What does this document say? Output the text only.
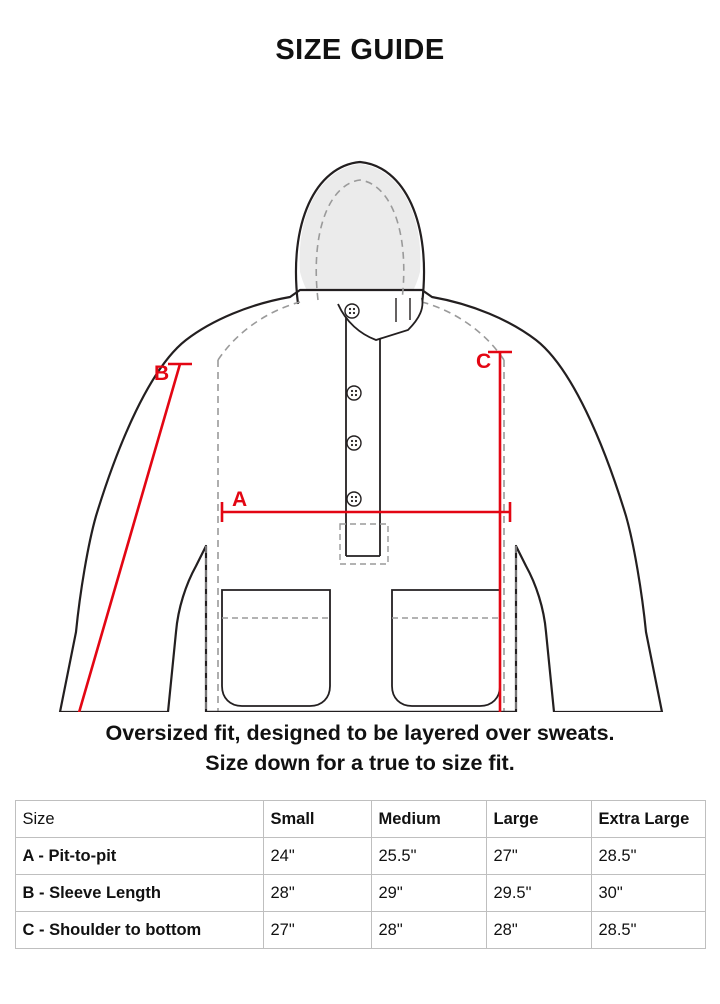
SIZE GUIDE
A
B
C
Oversized fit, designed to be layered over sweats.
Size down for a true to size fit.
Size	Small	Medium	Large	Extra Large
A - Pit-to-pit	24"	25.5"	27"	28.5"
B - Sleeve Length	28"	29"	29.5"	30"
C - Shoulder to bottom	27"	28"	28"	28.5"
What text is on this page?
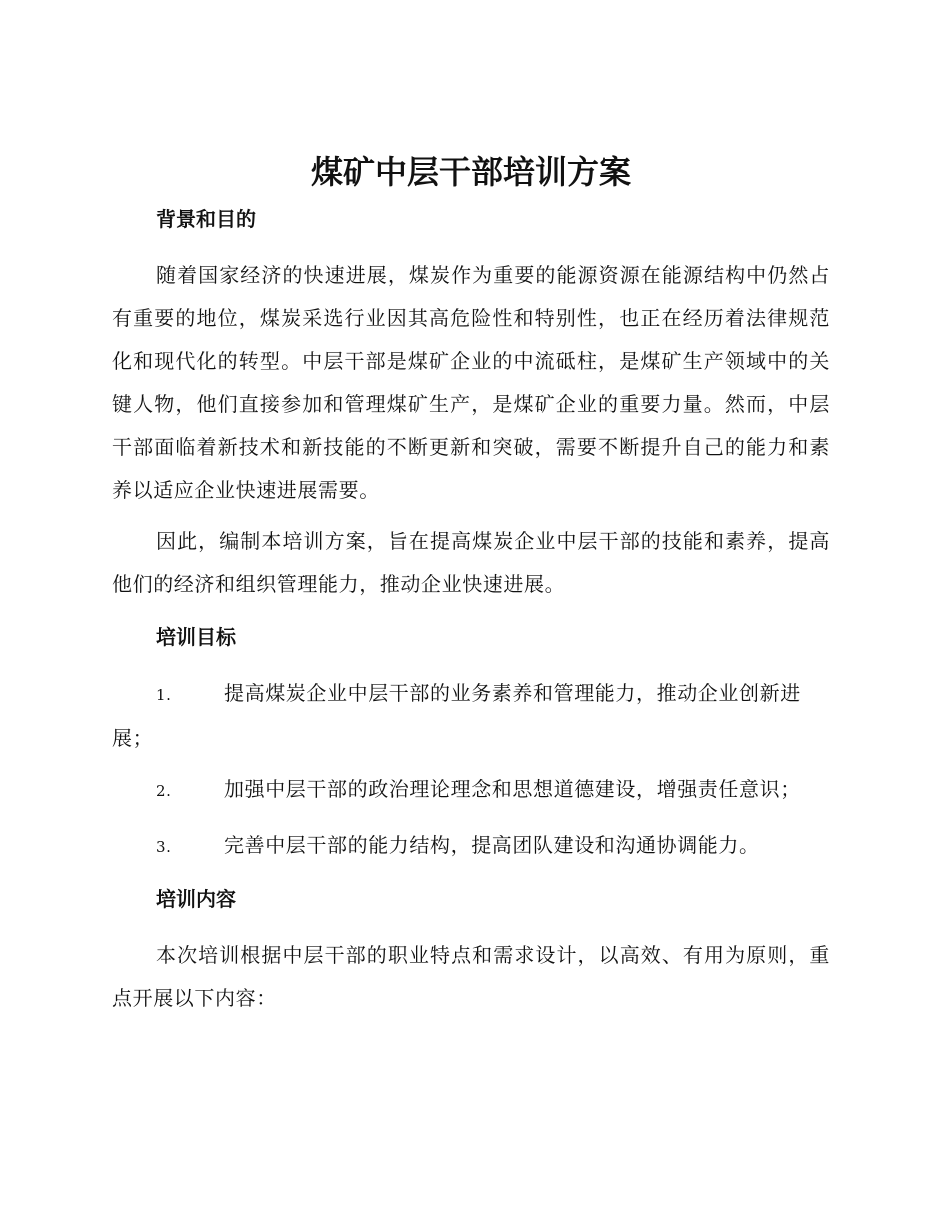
煤矿中层干部培训方案
背景和目的

随着国家经济的快速进展，煤炭作为重要的能源资源在能源结构中仍然占有重要的地位，煤炭采选行业因其高危险性和特别性，也正在经历着法律规范化和现代化的转型。中层干部是煤矿企业的中流砥柱，是煤矿生产领域中的关键人物，他们直接参加和管理煤矿生产，是煤矿企业的重要力量。然而，中层干部面临着新技术和新技能的不断更新和突破，需要不断提升自己的能力和素养以适应企业快速进展需要。

因此，编制本培训方案，旨在提高煤炭企业中层干部的技能和素养，提高他们的经济和组织管理能力，推动企业快速进展。

培训目标
1.	提高煤炭企业中层干部的业务素养和管理能力，推动企业创新进展；
2.	加强中层干部的政治理论理念和思想道德建设，增强责任意识；
3.	完善中层干部的能力结构，提高团队建设和沟通协调能力。
培训内容

本次培训根据中层干部的职业特点和需求设计，以高效、有用为原则，重点开展以下内容：
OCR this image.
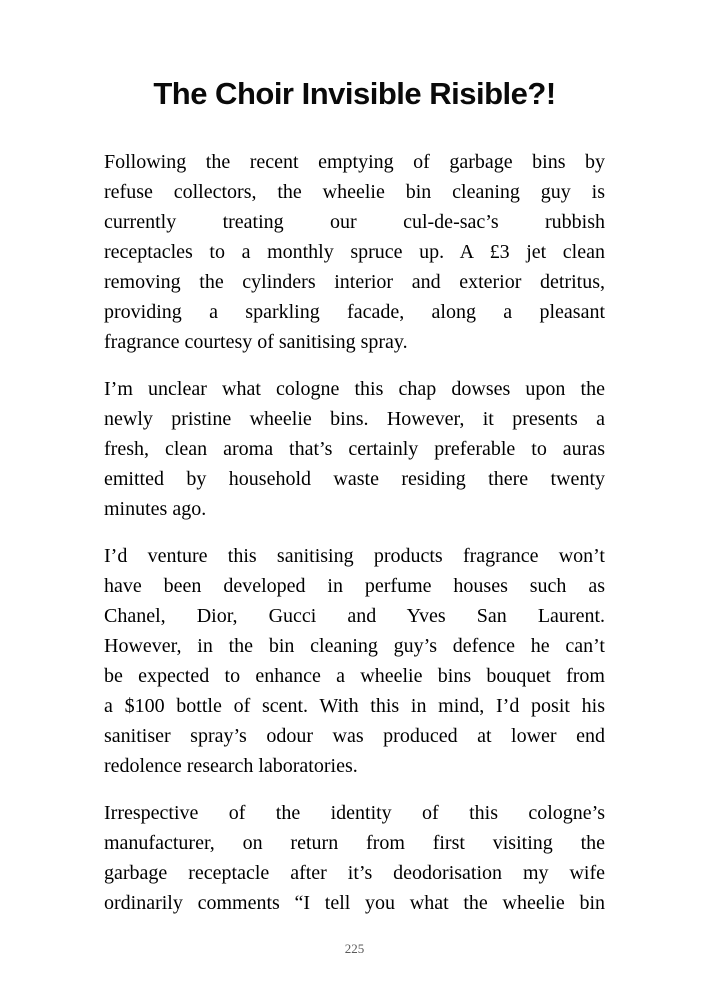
The Choir Invisible Risible?!
Following the recent emptying of garbage bins by
refuse collectors, the wheelie bin cleaning guy is
currently treating our cul-de-sac’s rubbish
receptacles to a monthly spruce up. A £3 jet clean
removing the cylinders interior and exterior detritus,
providing a sparkling facade, along a pleasant
fragrance courtesy of sanitising spray.
I’m unclear what cologne this chap dowses upon the
newly pristine wheelie bins. However, it presents a
fresh, clean aroma that’s certainly preferable to auras
emitted by household waste residing there twenty
minutes ago.
I’d venture this sanitising products fragrance won’t
have been developed in perfume houses such as
Chanel, Dior, Gucci and Yves San Laurent.
However, in the bin cleaning guy’s defence he can’t
be expected to enhance a wheelie bins bouquet from
a $100 bottle of scent. With this in mind, I’d posit his
sanitiser spray’s odour was produced at lower end
redolence research laboratories.
Irrespective of the identity of this cologne’s
manufacturer, on return from first visiting the
garbage receptacle after it’s deodorisation my wife
ordinarily comments “I tell you what the wheelie bin
225
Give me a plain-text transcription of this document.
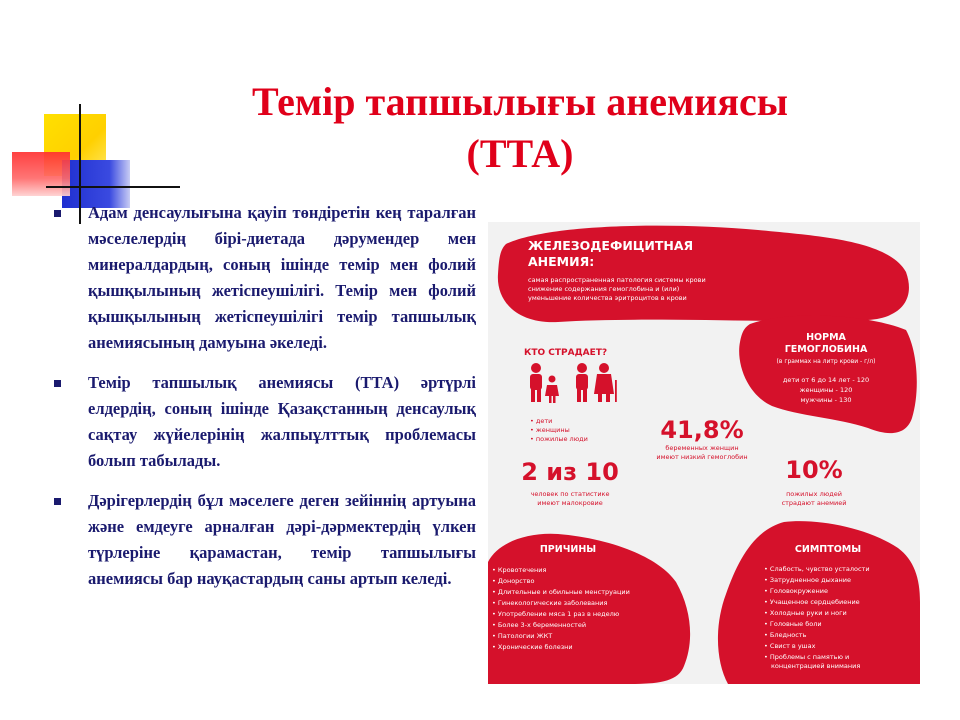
Темір тапшылығы анемиясы
(ТТА)
Адам денсаулығына қауіп төндіретін кең таралған мәселелердің бірі-диетада дәрумендер мен минералдардың, соның ішінде темір мен фолий қышқылының жетіспеушілігі. Темір мен фолий қышқылының жетіспеушілігі темір тапшылық анемиясының дамуына әкеледі.
Темір тапшылық анемиясы (ТТА) әртүрлі елдердің, соның ішінде Қазақстанның денсаулық сақтау жүйелерінің жалпыұлттық проблемасы болып табылады.
Дәрігерлердің бұл мәселеге деген зейіннің артуына және емдеуге арналған дәрі-дәрмектердің үлкен түрлеріне қарамастан, темір тапшылығы анемиясы бар науқастардың саны артып келеді.
ЖЕЛЕЗОДЕФИЦИТНАЯ
АНЕМИЯ:
самая распространенная патология системы крови
снижение содержания гемоглобина и (или)
уменьшение количества эритроцитов в крови
НОРМА
ГЕМОГЛОБИНА
(в граммах на литр крови - г/л)
дети от 6 до 14 лет - 120
женщины - 120
мужчины - 130
КТО СТРАДАЕТ?
• дети
• женщины
• пожилые люди	41,8%
беременных женщин
имеют низкий гемоглобин
2 из 10
человек по статистике
имеют малокровие
10%
пожилых людей
страдают анемией
ПРИЧИНЫ
• Кровотечения
• Донорство
• Длительные и обильные менструации
• Гинекологические заболевания
• Употребление мяса 1 раз в неделю
• Более 3-х беременностей
• Патологии ЖКТ
• Хронические болезни
СИМПТОМЫ
• Слабость, чувство усталости
• Затрудненное дыхание
• Головокружение
• Учащенное сердцебиение
• Холодные руки и ноги
• Головные боли
• Бледность
• Свист в ушах
• Проблемы с памятью и
концентрацией внимания
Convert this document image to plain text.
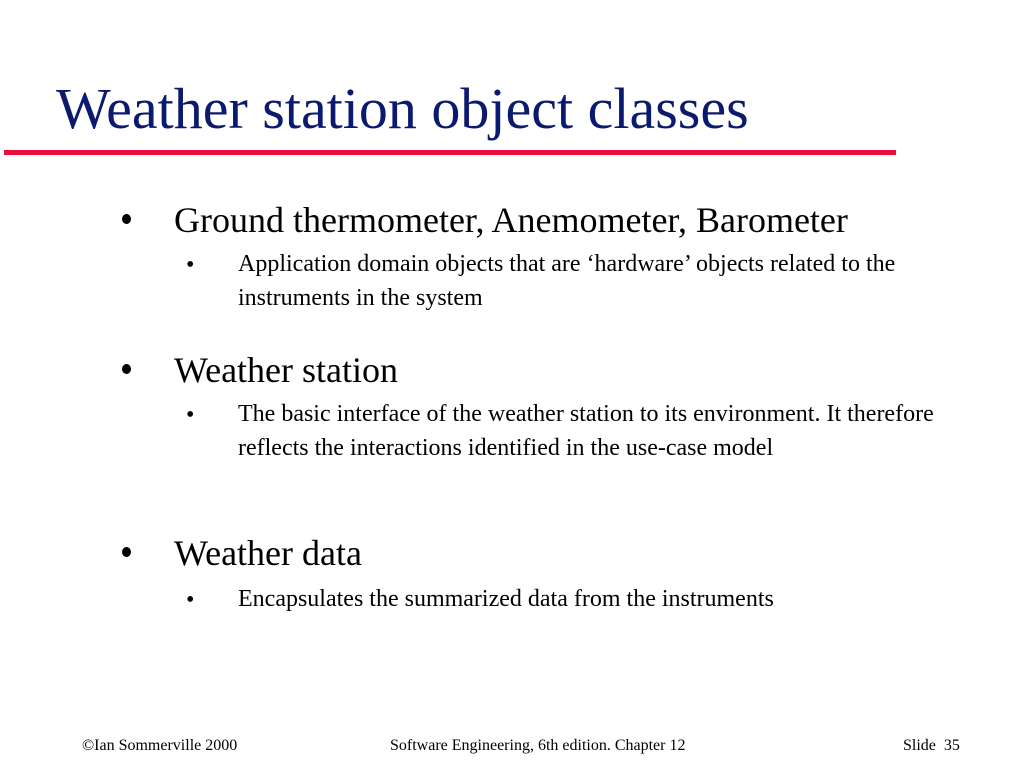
Weather station object classes
Ground thermometer, Anemometer, Barometer
• Application domain objects that are ‘hardware’ objects related to the instruments in the system
Weather station
• The basic interface of the weather station to its environment. It therefore reflects the interactions identified in the use-case model
Weather data
• Encapsulates the summarized data from the instruments
©Ian Sommerville 2000	Software Engineering, 6th edition. Chapter 12	Slide  35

■ ■ ■

◆ **What you need to do**: Using the material above, return every line exactly as it appears, minus the pictures.

◆ **Answer to the exercise**:
What does this document say? Output the text only.
SIZE GUIDE
A
B
C
Oversized fit, designed to be layered over sweats.
Size down for a true to size fit.
Size	Small	Medium	Large	Extra Large
A - Pit-to-pit	24"	25.5"	27"	28.5"
B - Sleeve Length	28"	29"	29.5"	30"
C - Shoulder to bottom	27"	28"	28"	28.5"
What text is on this page?
煤矿中层干部培训方案
背景和目的

随着国家经济的快速进展，煤炭作为重要的能源资源在能源结构中仍然占有重要的地位，煤炭采选行业因其高危险性和特别性，也正在经历着法律规范化和现代化的转型。中层干部是煤矿企业的中流砥柱，是煤矿生产领域中的关键人物，他们直接参加和管理煤矿生产，是煤矿企业的重要力量。然而，中层干部面临着新技术和新技能的不断更新和突破，需要不断提升自己的能力和素养以适应企业快速进展需要。

因此，编制本培训方案，旨在提高煤炭企业中层干部的技能和素养，提高他们的经济和组织管理能力，推动企业快速进展。

培训目标
1.	提高煤炭企业中层干部的业务素养和管理能力，推动企业创新进展；
2.	加强中层干部的政治理论理念和思想道德建设，增强责任意识；
3.	完善中层干部的能力结构，提高团队建设和沟通协调能力。
培训内容

本次培训根据中层干部的职业特点和需求设计，以高效、有用为原则，重点开展以下内容：
OCR this image.
The Choir Invisible Risible?!
Following the recent emptying of garbage bins by
refuse collectors, the wheelie bin cleaning guy is
currently treating our cul-de-sac’s rubbish
receptacles to a monthly spruce up. A £3 jet clean
removing the cylinders interior and exterior detritus,
providing a sparkling facade, along a pleasant
fragrance courtesy of sanitising spray.
I’m unclear what cologne this chap dowses upon the
newly pristine wheelie bins. However, it presents a
fresh, clean aroma that’s certainly preferable to auras
emitted by household waste residing there twenty
minutes ago.
I’d venture this sanitising products fragrance won’t
have been developed in perfume houses such as
Chanel, Dior, Gucci and Yves San Laurent.
However, in the bin cleaning guy’s defence he can’t
be expected to enhance a wheelie bins bouquet from
a $100 bottle of scent. With this in mind, I’d posit his
sanitiser spray’s odour was produced at lower end
redolence research laboratories.
Irrespective of the identity of this cologne’s
manufacturer, on return from first visiting the
garbage receptacle after it’s deodorisation my wife
ordinarily comments “I tell you what the wheelie bin
225
Give me a plain-text transcription of this document.
Темір тапшылығы анемиясы
(ТТА)
Адам денсаулығына қауіп төндіретін кең таралған мәселелердің бірі-диетада дәрумендер мен минералдардың, соның ішінде темір мен фолий қышқылының жетіспеушілігі. Темір мен фолий қышқылының жетіспеушілігі темір тапшылық анемиясының дамуына әкеледі.
Темір тапшылық анемиясы (ТТА) әртүрлі елдердің, соның ішінде Қазақстанның денсаулық сақтау жүйелерінің жалпыұлттық проблемасы болып табылады.
Дәрігерлердің бұл мәселеге деген зейіннің артуына және емдеуге арналған дәрі-дәрмектердің үлкен түрлеріне қарамастан, темір тапшылығы анемиясы бар науқастардың саны артып келеді.
ЖЕЛЕЗОДЕФИЦИТНАЯ
АНЕМИЯ:
самая распространенная патология системы крови
снижение содержания гемоглобина и (или)
уменьшение количества эритроцитов в крови
НОРМА
ГЕМОГЛОБИНА
(в граммах на литр крови - г/л)
дети от 6 до 14 лет - 120
женщины - 120
мужчины - 130
КТО СТРАДАЕТ?
• дети
• женщины
• пожилые люди	41,8%
беременных женщин
имеют низкий гемоглобин
2 из 10
человек по статистике
имеют малокровие
10%
пожилых людей
страдают анемией
ПРИЧИНЫ
• Кровотечения
• Донорство
• Длительные и обильные менструации
• Гинекологические заболевания
• Употребление мяса 1 раз в неделю
• Более 3-х беременностей
• Патологии ЖКТ
• Хронические болезни
СИМПТОМЫ
• Слабость, чувство усталости
• Затрудненное дыхание
• Головокружение
• Учащенное сердцебиение
• Холодные руки и ноги
• Головные боли
• Бледность
• Свист в ушах
• Проблемы с памятью и
концентрацией внимания
Convert this document image to plain text.
Weather station object classes
Ground thermometer, Anemometer, Barometer
• Application domain objects that are ‘hardware’ objects related to the instruments in the system
Weather station
• The basic interface of the weather station to its environment. It therefore reflects the interactions identified in the use-case model
Weather data
• Encapsulates the summarized data from the instruments
©Ian Sommerville 2000	Software Engineering, 6th edition. Chapter 12	Slide  35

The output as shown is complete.